- _Exercise goal_
Look through the entries below and report how many lines hold the string "ideas". Only the number is wanted.

- _Given data_
┄┄┄┄┄┄

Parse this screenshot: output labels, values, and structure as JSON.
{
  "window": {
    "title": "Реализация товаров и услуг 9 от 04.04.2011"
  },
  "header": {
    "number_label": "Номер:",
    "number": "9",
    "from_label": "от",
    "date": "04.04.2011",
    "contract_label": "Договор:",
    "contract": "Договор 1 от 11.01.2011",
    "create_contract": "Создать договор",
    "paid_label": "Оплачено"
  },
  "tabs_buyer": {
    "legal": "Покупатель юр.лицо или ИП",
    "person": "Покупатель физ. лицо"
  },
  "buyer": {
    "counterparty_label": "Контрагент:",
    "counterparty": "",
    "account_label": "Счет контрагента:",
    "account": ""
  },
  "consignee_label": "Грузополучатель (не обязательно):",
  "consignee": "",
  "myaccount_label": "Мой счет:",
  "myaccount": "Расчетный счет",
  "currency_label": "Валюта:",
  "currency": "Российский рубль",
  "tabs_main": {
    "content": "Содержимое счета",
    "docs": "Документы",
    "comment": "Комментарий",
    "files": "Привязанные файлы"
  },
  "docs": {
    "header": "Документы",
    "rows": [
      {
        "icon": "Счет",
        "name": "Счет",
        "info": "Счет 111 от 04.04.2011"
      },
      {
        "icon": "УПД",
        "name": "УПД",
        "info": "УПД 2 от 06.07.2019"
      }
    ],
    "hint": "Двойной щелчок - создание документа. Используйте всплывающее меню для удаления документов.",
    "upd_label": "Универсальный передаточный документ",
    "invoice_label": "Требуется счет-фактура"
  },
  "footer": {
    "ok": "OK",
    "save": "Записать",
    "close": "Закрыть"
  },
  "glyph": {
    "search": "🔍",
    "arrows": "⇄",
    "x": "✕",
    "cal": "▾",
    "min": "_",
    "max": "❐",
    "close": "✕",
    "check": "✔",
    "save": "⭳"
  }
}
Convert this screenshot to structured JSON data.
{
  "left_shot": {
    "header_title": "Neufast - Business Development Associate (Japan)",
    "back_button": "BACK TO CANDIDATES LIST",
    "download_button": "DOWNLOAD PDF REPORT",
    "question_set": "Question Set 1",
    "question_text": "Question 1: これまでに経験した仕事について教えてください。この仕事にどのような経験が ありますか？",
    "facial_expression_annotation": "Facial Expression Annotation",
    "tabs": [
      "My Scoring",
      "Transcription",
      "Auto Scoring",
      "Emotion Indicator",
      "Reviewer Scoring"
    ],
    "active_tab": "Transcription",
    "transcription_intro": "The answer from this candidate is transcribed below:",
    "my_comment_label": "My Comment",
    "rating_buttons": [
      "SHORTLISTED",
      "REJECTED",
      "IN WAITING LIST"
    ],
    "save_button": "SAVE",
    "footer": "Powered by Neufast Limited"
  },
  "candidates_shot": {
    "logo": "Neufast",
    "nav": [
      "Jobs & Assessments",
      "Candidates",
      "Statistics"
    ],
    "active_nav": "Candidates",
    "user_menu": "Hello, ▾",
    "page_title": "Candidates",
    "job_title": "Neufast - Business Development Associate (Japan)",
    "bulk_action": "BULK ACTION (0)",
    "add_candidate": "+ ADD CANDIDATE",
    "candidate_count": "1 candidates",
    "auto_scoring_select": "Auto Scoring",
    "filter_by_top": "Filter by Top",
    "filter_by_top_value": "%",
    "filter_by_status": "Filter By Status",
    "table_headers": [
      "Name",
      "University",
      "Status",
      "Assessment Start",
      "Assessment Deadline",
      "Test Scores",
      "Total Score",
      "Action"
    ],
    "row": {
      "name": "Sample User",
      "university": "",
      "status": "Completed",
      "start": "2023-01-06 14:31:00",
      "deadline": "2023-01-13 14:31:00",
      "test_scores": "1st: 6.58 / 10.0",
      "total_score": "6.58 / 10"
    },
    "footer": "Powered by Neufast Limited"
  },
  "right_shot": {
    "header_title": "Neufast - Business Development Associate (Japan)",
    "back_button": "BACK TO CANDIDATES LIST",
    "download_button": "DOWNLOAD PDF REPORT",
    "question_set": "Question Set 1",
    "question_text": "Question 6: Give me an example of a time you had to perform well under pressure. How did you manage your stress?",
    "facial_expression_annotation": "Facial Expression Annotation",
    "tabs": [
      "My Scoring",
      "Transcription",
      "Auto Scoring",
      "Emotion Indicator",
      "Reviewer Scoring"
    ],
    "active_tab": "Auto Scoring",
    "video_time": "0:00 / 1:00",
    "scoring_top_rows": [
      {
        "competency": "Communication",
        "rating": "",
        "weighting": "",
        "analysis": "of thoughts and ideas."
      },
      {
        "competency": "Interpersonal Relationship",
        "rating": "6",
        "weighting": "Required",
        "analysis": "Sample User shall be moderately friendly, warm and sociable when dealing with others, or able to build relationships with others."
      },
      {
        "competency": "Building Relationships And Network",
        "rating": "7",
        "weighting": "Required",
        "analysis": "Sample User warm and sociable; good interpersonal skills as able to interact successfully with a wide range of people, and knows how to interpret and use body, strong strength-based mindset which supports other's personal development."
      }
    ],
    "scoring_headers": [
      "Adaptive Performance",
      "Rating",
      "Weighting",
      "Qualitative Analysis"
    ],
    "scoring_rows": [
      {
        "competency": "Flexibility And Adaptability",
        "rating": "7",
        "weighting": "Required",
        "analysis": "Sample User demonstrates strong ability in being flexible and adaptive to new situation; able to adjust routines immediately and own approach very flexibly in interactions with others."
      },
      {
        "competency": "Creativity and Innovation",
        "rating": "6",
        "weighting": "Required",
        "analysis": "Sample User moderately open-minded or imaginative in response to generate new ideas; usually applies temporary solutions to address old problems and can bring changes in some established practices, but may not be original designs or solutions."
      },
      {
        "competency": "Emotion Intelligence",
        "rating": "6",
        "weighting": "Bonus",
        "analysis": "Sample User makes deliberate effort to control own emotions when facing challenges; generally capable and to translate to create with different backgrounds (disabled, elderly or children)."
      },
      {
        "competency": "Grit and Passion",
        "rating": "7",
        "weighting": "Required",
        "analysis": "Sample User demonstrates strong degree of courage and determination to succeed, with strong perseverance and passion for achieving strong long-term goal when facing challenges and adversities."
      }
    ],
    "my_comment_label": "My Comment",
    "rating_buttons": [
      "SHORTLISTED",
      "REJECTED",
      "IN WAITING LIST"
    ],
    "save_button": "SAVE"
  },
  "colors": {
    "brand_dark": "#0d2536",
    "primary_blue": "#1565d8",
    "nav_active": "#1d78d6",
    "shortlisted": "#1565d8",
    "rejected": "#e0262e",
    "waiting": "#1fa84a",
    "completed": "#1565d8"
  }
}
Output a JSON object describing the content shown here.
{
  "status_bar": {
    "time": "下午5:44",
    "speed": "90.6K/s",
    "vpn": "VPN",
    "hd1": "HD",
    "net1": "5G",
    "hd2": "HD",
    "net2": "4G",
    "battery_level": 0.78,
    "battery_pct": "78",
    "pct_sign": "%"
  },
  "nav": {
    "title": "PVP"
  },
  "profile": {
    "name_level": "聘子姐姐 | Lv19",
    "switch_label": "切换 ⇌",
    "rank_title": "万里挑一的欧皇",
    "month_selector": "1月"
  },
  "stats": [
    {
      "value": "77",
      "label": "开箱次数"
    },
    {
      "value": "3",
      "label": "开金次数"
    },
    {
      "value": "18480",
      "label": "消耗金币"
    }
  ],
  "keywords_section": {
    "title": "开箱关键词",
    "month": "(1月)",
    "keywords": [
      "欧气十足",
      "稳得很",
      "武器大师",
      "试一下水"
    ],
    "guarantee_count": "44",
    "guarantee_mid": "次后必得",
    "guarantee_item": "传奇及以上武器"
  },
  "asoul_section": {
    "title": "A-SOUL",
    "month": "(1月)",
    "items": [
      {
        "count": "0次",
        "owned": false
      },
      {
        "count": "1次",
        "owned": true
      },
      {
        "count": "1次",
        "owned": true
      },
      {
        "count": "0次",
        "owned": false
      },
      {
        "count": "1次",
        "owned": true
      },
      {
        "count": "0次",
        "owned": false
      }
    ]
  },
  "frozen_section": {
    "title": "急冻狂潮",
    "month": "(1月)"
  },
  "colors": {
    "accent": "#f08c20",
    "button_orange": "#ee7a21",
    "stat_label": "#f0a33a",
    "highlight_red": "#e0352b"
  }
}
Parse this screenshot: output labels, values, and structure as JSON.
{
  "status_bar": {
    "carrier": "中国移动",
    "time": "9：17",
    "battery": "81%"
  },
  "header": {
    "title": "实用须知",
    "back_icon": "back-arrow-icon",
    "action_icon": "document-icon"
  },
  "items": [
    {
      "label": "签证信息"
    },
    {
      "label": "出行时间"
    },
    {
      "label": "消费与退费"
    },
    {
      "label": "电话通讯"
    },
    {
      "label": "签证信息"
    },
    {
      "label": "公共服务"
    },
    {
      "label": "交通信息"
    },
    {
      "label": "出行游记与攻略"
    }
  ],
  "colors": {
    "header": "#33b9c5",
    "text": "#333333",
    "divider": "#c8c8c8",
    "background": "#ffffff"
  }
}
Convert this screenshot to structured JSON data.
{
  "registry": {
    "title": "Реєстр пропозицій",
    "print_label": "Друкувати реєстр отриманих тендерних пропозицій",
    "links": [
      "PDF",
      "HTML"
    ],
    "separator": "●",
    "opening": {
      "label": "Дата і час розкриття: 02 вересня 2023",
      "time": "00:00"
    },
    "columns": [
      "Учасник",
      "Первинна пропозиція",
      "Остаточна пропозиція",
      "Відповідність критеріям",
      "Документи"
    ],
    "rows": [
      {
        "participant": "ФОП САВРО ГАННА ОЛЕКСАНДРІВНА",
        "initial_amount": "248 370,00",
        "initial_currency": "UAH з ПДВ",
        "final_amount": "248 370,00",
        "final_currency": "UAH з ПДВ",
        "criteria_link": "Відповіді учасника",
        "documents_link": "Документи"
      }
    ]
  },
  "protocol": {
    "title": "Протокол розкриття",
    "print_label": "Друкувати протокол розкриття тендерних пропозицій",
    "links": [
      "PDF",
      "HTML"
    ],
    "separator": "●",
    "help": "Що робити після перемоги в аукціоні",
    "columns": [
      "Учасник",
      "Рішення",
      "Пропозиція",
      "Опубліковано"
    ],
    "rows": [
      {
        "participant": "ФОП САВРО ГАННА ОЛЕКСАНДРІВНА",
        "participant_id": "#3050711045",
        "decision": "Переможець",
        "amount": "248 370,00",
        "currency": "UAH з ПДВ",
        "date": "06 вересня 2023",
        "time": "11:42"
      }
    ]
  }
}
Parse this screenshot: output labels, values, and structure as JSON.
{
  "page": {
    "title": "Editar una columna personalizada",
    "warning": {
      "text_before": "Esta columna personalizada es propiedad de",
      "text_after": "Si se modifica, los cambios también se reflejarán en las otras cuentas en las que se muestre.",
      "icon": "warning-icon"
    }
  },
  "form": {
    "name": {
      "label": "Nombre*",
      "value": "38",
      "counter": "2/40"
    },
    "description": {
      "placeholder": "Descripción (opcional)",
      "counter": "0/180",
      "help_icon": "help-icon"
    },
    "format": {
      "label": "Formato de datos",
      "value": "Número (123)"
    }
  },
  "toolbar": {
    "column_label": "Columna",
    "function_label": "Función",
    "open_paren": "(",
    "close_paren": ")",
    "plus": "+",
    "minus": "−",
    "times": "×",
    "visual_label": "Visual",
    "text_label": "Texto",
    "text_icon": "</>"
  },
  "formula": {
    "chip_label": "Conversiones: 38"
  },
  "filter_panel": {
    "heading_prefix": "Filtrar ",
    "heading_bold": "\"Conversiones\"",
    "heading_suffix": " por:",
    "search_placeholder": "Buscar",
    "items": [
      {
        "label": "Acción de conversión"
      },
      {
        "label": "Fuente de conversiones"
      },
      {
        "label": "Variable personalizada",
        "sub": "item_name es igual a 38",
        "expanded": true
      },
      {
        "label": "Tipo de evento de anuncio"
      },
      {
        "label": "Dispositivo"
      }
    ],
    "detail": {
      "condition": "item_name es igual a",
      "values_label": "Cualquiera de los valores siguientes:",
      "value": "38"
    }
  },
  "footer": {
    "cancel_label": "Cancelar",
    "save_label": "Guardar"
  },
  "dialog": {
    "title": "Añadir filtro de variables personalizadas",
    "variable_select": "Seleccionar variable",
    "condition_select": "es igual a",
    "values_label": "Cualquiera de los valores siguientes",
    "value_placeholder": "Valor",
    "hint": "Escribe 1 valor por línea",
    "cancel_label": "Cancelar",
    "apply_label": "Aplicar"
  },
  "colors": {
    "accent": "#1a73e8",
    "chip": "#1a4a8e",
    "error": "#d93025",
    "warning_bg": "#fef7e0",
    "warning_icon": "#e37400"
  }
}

┄┄┄┄┄┄

- _Task response_
2